*DIRECTIVE*
Set down the whole listing verbatim.

Records from a dataset
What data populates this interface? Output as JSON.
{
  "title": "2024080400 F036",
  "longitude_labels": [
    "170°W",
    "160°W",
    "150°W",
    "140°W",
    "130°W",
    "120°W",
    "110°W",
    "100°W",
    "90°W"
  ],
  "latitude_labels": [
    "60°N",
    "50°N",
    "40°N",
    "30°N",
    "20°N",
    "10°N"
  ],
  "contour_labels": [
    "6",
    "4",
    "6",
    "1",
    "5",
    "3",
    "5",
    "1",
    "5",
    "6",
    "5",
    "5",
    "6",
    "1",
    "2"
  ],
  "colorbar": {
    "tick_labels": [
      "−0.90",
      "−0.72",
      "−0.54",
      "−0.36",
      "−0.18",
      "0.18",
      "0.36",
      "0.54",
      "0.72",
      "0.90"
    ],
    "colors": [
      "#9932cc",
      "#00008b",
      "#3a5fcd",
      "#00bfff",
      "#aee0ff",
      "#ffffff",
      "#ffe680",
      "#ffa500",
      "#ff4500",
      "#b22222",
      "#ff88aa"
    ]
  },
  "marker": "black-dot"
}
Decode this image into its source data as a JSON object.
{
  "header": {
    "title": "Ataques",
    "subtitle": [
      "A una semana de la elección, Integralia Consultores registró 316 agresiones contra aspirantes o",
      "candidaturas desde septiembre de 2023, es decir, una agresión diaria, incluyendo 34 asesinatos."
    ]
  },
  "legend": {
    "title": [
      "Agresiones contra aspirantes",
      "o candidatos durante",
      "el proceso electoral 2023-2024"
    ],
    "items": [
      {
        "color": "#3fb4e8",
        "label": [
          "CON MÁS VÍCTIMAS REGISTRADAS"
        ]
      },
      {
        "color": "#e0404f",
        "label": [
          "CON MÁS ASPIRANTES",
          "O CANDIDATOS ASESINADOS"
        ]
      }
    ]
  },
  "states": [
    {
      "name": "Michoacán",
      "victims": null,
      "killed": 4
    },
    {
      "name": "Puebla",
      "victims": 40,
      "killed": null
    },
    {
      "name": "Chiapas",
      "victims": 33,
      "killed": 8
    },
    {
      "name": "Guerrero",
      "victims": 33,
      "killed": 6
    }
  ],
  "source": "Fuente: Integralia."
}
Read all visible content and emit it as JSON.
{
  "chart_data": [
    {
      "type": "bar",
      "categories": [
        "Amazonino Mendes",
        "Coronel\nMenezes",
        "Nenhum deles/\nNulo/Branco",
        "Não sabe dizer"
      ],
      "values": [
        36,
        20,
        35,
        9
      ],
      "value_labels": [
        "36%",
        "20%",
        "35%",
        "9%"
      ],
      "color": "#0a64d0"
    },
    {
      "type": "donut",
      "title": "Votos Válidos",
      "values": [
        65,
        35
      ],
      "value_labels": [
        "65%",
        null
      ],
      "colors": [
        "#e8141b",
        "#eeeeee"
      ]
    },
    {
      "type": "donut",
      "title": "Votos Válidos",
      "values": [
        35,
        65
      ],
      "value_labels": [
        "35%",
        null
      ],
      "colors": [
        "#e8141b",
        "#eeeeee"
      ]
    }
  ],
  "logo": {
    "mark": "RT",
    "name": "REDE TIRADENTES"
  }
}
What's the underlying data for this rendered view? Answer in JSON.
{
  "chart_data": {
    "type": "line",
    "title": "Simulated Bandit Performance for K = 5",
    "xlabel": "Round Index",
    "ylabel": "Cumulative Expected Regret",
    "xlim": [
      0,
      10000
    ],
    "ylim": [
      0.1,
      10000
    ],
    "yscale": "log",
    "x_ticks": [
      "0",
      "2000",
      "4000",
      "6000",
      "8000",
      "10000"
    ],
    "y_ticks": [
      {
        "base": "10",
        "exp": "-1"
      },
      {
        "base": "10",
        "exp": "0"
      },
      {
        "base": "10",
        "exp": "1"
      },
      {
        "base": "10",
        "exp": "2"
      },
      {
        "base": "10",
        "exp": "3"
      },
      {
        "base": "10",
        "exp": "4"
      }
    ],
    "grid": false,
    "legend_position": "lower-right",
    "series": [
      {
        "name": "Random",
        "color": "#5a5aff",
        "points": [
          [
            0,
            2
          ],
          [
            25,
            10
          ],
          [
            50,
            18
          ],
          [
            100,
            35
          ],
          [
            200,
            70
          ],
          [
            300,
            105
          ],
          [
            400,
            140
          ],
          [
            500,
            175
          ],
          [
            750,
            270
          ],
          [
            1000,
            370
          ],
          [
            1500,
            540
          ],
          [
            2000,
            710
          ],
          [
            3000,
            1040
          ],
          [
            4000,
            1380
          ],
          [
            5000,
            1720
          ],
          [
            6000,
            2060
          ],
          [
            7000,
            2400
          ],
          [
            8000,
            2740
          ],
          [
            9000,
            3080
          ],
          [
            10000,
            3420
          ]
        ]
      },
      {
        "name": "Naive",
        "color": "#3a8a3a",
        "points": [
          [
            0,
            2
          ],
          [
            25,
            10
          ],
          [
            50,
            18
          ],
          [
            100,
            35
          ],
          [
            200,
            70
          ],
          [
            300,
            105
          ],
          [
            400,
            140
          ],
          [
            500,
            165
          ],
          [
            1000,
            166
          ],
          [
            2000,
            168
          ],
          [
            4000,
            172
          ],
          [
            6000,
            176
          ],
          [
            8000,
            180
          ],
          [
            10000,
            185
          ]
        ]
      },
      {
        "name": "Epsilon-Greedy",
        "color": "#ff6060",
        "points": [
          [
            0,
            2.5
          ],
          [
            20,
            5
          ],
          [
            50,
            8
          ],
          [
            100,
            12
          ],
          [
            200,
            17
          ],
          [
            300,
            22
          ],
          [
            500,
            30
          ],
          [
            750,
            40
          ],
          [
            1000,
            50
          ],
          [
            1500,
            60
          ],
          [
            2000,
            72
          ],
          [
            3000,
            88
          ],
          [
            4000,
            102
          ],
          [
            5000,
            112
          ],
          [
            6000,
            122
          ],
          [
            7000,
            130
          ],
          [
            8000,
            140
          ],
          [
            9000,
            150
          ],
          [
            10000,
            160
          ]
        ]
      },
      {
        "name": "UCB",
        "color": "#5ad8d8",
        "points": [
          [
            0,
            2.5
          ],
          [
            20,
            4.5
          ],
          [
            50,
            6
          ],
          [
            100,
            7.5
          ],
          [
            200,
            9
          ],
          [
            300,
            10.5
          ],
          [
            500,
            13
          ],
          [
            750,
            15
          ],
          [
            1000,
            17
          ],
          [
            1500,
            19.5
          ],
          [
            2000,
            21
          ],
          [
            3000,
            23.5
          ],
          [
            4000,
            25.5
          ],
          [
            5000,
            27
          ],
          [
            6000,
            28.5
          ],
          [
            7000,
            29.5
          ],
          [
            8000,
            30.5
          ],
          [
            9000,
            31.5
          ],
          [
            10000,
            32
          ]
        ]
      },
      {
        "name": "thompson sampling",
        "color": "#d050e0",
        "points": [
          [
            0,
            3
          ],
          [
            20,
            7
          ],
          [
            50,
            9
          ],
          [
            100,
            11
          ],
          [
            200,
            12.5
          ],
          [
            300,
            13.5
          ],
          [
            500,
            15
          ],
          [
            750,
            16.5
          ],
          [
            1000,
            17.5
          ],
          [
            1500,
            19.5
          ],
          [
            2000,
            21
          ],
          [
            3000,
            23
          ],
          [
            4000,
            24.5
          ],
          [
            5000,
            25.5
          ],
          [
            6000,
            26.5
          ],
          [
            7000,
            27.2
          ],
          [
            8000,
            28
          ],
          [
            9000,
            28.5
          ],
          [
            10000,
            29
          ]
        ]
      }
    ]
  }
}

*EXERCISE ANSWER*
What data populates this interface? Output as JSON.
{
  "title": "2024080400 F036",
  "longitude_labels": [
    "170°W",
    "160°W",
    "150°W",
    "140°W",
    "130°W",
    "120°W",
    "110°W",
    "100°W",
    "90°W"
  ],
  "latitude_labels": [
    "60°N",
    "50°N",
    "40°N",
    "30°N",
    "20°N",
    "10°N"
  ],
  "contour_labels": [
    "6",
    "4",
    "6",
    "1",
    "5",
    "3",
    "5",
    "1",
    "5",
    "6",
    "5",
    "5",
    "6",
    "1",
    "2"
  ],
  "colorbar": {
    "tick_labels": [
      "−0.90",
      "−0.72",
      "−0.54",
      "−0.36",
      "−0.18",
      "0.18",
      "0.36",
      "0.54",
      "0.72",
      "0.90"
    ],
    "colors": [
      "#9932cc",
      "#00008b",
      "#3a5fcd",
      "#00bfff",
      "#aee0ff",
      "#ffffff",
      "#ffe680",
      "#ffa500",
      "#ff4500",
      "#b22222",
      "#ff88aa"
    ]
  },
  "marker": "black-dot"
}
Decode this image into its source data as a JSON object.
{
  "header": {
    "title": "Ataques",
    "subtitle": [
      "A una semana de la elección, Integralia Consultores registró 316 agresiones contra aspirantes o",
      "candidaturas desde septiembre de 2023, es decir, una agresión diaria, incluyendo 34 asesinatos."
    ]
  },
  "legend": {
    "title": [
      "Agresiones contra aspirantes",
      "o candidatos durante",
      "el proceso electoral 2023-2024"
    ],
    "items": [
      {
        "color": "#3fb4e8",
        "label": [
          "CON MÁS VÍCTIMAS REGISTRADAS"
        ]
      },
      {
        "color": "#e0404f",
        "label": [
          "CON MÁS ASPIRANTES",
          "O CANDIDATOS ASESINADOS"
        ]
      }
    ]
  },
  "states": [
    {
      "name": "Michoacán",
      "victims": null,
      "killed": 4
    },
    {
      "name": "Puebla",
      "victims": 40,
      "killed": null
    },
    {
      "name": "Chiapas",
      "victims": 33,
      "killed": 8
    },
    {
      "name": "Guerrero",
      "victims": 33,
      "killed": 6
    }
  ],
  "source": "Fuente: Integralia."
}
Read all visible content and emit it as JSON.
{
  "chart_data": [
    {
      "type": "bar",
      "categories": [
        "Amazonino Mendes",
        "Coronel\nMenezes",
        "Nenhum deles/\nNulo/Branco",
        "Não sabe dizer"
      ],
      "values": [
        36,
        20,
        35,
        9
      ],
      "value_labels": [
        "36%",
        "20%",
        "35%",
        "9%"
      ],
      "color": "#0a64d0"
    },
    {
      "type": "donut",
      "title": "Votos Válidos",
      "values": [
        65,
        35
      ],
      "value_labels": [
        "65%",
        null
      ],
      "colors": [
        "#e8141b",
        "#eeeeee"
      ]
    },
    {
      "type": "donut",
      "title": "Votos Válidos",
      "values": [
        35,
        65
      ],
      "value_labels": [
        "35%",
        null
      ],
      "colors": [
        "#e8141b",
        "#eeeeee"
      ]
    }
  ],
  "logo": {
    "mark": "RT",
    "name": "REDE TIRADENTES"
  }
}
What's the underlying data for this rendered view? Answer in JSON.
{
  "chart_data": {
    "type": "line",
    "title": "Simulated Bandit Performance for K = 5",
    "xlabel": "Round Index",
    "ylabel": "Cumulative Expected Regret",
    "xlim": [
      0,
      10000
    ],
    "ylim": [
      0.1,
      10000
    ],
    "yscale": "log",
    "x_ticks": [
      "0",
      "2000",
      "4000",
      "6000",
      "8000",
      "10000"
    ],
    "y_ticks": [
      {
        "base": "10",
        "exp": "-1"
      },
      {
        "base": "10",
        "exp": "0"
      },
      {
        "base": "10",
        "exp": "1"
      },
      {
        "base": "10",
        "exp": "2"
      },
      {
        "base": "10",
        "exp": "3"
      },
      {
        "base": "10",
        "exp": "4"
      }
    ],
    "grid": false,
    "legend_position": "lower-right",
    "series": [
      {
        "name": "Random",
        "color": "#5a5aff",
        "points": [
          [
            0,
            2
          ],
          [
            25,
            10
          ],
          [
            50,
            18
          ],
          [
            100,
            35
          ],
          [
            200,
            70
          ],
          [
            300,
            105
          ],
          [
            400,
            140
          ],
          [
            500,
            175
          ],
          [
            750,
            270
          ],
          [
            1000,
            370
          ],
          [
            1500,
            540
          ],
          [
            2000,
            710
          ],
          [
            3000,
            1040
          ],
          [
            4000,
            1380
          ],
          [
            5000,
            1720
          ],
          [
            6000,
            2060
          ],
          [
            7000,
            2400
          ],
          [
            8000,
            2740
          ],
          [
            9000,
            3080
          ],
          [
            10000,
            3420
          ]
        ]
      },
      {
        "name": "Naive",
        "color": "#3a8a3a",
        "points": [
          [
            0,
            2
          ],
          [
            25,
            10
          ],
          [
            50,
            18
          ],
          [
            100,
            35
          ],
          [
            200,
            70
          ],
          [
            300,
            105
          ],
          [
            400,
            140
          ],
          [
            500,
            165
          ],
          [
            1000,
            166
          ],
          [
            2000,
            168
          ],
          [
            4000,
            172
          ],
          [
            6000,
            176
          ],
          [
            8000,
            180
          ],
          [
            10000,
            185
          ]
        ]
      },
      {
        "name": "Epsilon-Greedy",
        "color": "#ff6060",
        "points": [
          [
            0,
            2.5
          ],
          [
            20,
            5
          ],
          [
            50,
            8
          ],
          [
            100,
            12
          ],
          [
            200,
            17
          ],
          [
            300,
            22
          ],
          [
            500,
            30
          ],
          [
            750,
            40
          ],
          [
            1000,
            50
          ],
          [
            1500,
            60
          ],
          [
            2000,
            72
          ],
          [
            3000,
            88
          ],
          [
            4000,
            102
          ],
          [
            5000,
            112
          ],
          [
            6000,
            122
          ],
          [
            7000,
            130
          ],
          [
            8000,
            140
          ],
          [
            9000,
            150
          ],
          [
            10000,
            160
          ]
        ]
      },
      {
        "name": "UCB",
        "color": "#5ad8d8",
        "points": [
          [
            0,
            2.5
          ],
          [
            20,
            4.5
          ],
          [
            50,
            6
          ],
          [
            100,
            7.5
          ],
          [
            200,
            9
          ],
          [
            300,
            10.5
          ],
          [
            500,
            13
          ],
          [
            750,
            15
          ],
          [
            1000,
            17
          ],
          [
            1500,
            19.5
          ],
          [
            2000,
            21
          ],
          [
            3000,
            23.5
          ],
          [
            4000,
            25.5
          ],
          [
            5000,
            27
          ],
          [
            6000,
            28.5
          ],
          [
            7000,
            29.5
          ],
          [
            8000,
            30.5
          ],
          [
            9000,
            31.5
          ],
          [
            10000,
            32
          ]
        ]
      },
      {
        "name": "thompson sampling",
        "color": "#d050e0",
        "points": [
          [
            0,
            3
          ],
          [
            20,
            7
          ],
          [
            50,
            9
          ],
          [
            100,
            11
          ],
          [
            200,
            12.5
          ],
          [
            300,
            13.5
          ],
          [
            500,
            15
          ],
          [
            750,
            16.5
          ],
          [
            1000,
            17.5
          ],
          [
            1500,
            19.5
          ],
          [
            2000,
            21
          ],
          [
            3000,
            23
          ],
          [
            4000,
            24.5
          ],
          [
            5000,
            25.5
          ],
          [
            6000,
            26.5
          ],
          [
            7000,
            27.2
          ],
          [
            8000,
            28
          ],
          [
            9000,
            28.5
          ],
          [
            10000,
            29
          ]
        ]
      }
    ]
  }
}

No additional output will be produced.